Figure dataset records
---+---
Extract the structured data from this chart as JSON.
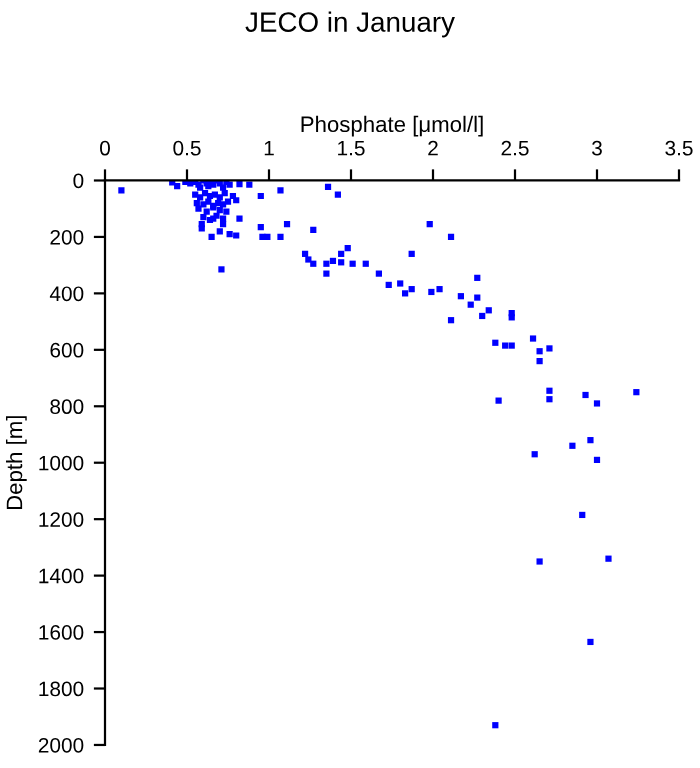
{
  "chart_data": {
    "type": "scatter",
    "title": "JECO in January",
    "xlabel": "Phosphate [μmol/l]",
    "ylabel": "Depth [m]",
    "xlim": [
      0,
      3.5
    ],
    "xticks": [
      0,
      0.5,
      1,
      1.5,
      2,
      2.5,
      3,
      3.5
    ],
    "ylim": [
      2000,
      0
    ],
    "yticks": [
      0,
      200,
      400,
      600,
      800,
      1000,
      1200,
      1400,
      1600,
      1800,
      2000
    ],
    "grid": false,
    "marker": "square",
    "series": [
      {
        "color": "#0000ff",
        "x": [
          0.1,
          0.41,
          0.44,
          0.49,
          0.52,
          0.55,
          0.57,
          0.58,
          0.6,
          0.62,
          0.63,
          0.65,
          0.66,
          0.68,
          0.7,
          0.72,
          0.74,
          0.76,
          0.55,
          0.58,
          0.61,
          0.64,
          0.67,
          0.7,
          0.73,
          0.78,
          0.56,
          0.6,
          0.63,
          0.66,
          0.69,
          0.72,
          0.75,
          0.8,
          0.57,
          0.62,
          0.66,
          0.7,
          0.74,
          0.6,
          0.64,
          0.68,
          0.72,
          0.82,
          0.88,
          0.95,
          1.07,
          1.36,
          1.42,
          0.59,
          0.59,
          0.66,
          0.72,
          0.82,
          0.65,
          0.7,
          0.76,
          0.8,
          0.71,
          0.95,
          0.96,
          0.99,
          1.07,
          1.11,
          1.27,
          1.22,
          1.24,
          1.27,
          1.35,
          1.39,
          1.44,
          1.48,
          1.44,
          1.51,
          1.59,
          1.35,
          1.67,
          1.73,
          1.98,
          2.11,
          1.87,
          1.8,
          1.83,
          1.87,
          1.99,
          2.04,
          2.17,
          2.27,
          2.27,
          2.23,
          2.11,
          2.3,
          2.34,
          2.48,
          2.48,
          2.38,
          2.44,
          2.48,
          2.61,
          2.65,
          2.71,
          2.65,
          2.4,
          2.71,
          2.71,
          2.93,
          3.0,
          3.24,
          2.96,
          2.85,
          2.62,
          3.0,
          2.91,
          2.65,
          3.07,
          2.96,
          2.38
        ],
        "values": [
          35,
          7,
          20,
          5,
          10,
          5,
          15,
          25,
          0,
          10,
          20,
          5,
          15,
          0,
          10,
          25,
          5,
          15,
          50,
          60,
          45,
          55,
          50,
          60,
          45,
          55,
          80,
          85,
          75,
          90,
          80,
          85,
          75,
          70,
          100,
          110,
          95,
          105,
          110,
          130,
          140,
          125,
          135,
          13,
          15,
          55,
          35,
          23,
          50,
          155,
          170,
          135,
          155,
          135,
          200,
          180,
          190,
          195,
          315,
          165,
          200,
          200,
          200,
          155,
          175,
          260,
          280,
          295,
          295,
          285,
          260,
          240,
          290,
          295,
          295,
          330,
          330,
          370,
          155,
          200,
          260,
          365,
          400,
          385,
          395,
          385,
          410,
          345,
          415,
          440,
          495,
          480,
          460,
          470,
          485,
          575,
          585,
          585,
          560,
          605,
          595,
          640,
          780,
          745,
          775,
          760,
          790,
          750,
          920,
          940,
          970,
          990,
          1185,
          1350,
          1340,
          1635,
          1930
        ]
      }
    ]
  }
}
---+---
Using the records above, retype everything exactly except the pictures.

Extract the structured data from this chart as JSON.
{
  "chart_data": {
    "type": "scatter",
    "title": "JECO in January",
    "xlabel": "Phosphate [μmol/l]",
    "ylabel": "Depth [m]",
    "xlim": [
      0,
      3.5
    ],
    "xticks": [
      0,
      0.5,
      1,
      1.5,
      2,
      2.5,
      3,
      3.5
    ],
    "ylim": [
      2000,
      0
    ],
    "yticks": [
      0,
      200,
      400,
      600,
      800,
      1000,
      1200,
      1400,
      1600,
      1800,
      2000
    ],
    "grid": false,
    "marker": "square",
    "series": [
      {
        "color": "#0000ff",
        "x": [
          0.1,
          0.41,
          0.44,
          0.49,
          0.52,
          0.55,
          0.57,
          0.58,
          0.6,
          0.62,
          0.63,
          0.65,
          0.66,
          0.68,
          0.7,
          0.72,
          0.74,
          0.76,
          0.55,
          0.58,
          0.61,
          0.64,
          0.67,
          0.7,
          0.73,
          0.78,
          0.56,
          0.6,
          0.63,
          0.66,
          0.69,
          0.72,
          0.75,
          0.8,
          0.57,
          0.62,
          0.66,
          0.7,
          0.74,
          0.6,
          0.64,
          0.68,
          0.72,
          0.82,
          0.88,
          0.95,
          1.07,
          1.36,
          1.42,
          0.59,
          0.59,
          0.66,
          0.72,
          0.82,
          0.65,
          0.7,
          0.76,
          0.8,
          0.71,
          0.95,
          0.96,
          0.99,
          1.07,
          1.11,
          1.27,
          1.22,
          1.24,
          1.27,
          1.35,
          1.39,
          1.44,
          1.48,
          1.44,
          1.51,
          1.59,
          1.35,
          1.67,
          1.73,
          1.98,
          2.11,
          1.87,
          1.8,
          1.83,
          1.87,
          1.99,
          2.04,
          2.17,
          2.27,
          2.27,
          2.23,
          2.11,
          2.3,
          2.34,
          2.48,
          2.48,
          2.38,
          2.44,
          2.48,
          2.61,
          2.65,
          2.71,
          2.65,
          2.4,
          2.71,
          2.71,
          2.93,
          3.0,
          3.24,
          2.96,
          2.85,
          2.62,
          3.0,
          2.91,
          2.65,
          3.07,
          2.96,
          2.38
        ],
        "values": [
          35,
          7,
          20,
          5,
          10,
          5,
          15,
          25,
          0,
          10,
          20,
          5,
          15,
          0,
          10,
          25,
          5,
          15,
          50,
          60,
          45,
          55,
          50,
          60,
          45,
          55,
          80,
          85,
          75,
          90,
          80,
          85,
          75,
          70,
          100,
          110,
          95,
          105,
          110,
          130,
          140,
          125,
          135,
          13,
          15,
          55,
          35,
          23,
          50,
          155,
          170,
          135,
          155,
          135,
          200,
          180,
          190,
          195,
          315,
          165,
          200,
          200,
          200,
          155,
          175,
          260,
          280,
          295,
          295,
          285,
          260,
          240,
          290,
          295,
          295,
          330,
          330,
          370,
          155,
          200,
          260,
          365,
          400,
          385,
          395,
          385,
          410,
          345,
          415,
          440,
          495,
          480,
          460,
          470,
          485,
          575,
          585,
          585,
          560,
          605,
          595,
          640,
          780,
          745,
          775,
          760,
          790,
          750,
          920,
          940,
          970,
          990,
          1185,
          1350,
          1340,
          1635,
          1930
        ]
      }
    ]
  }
}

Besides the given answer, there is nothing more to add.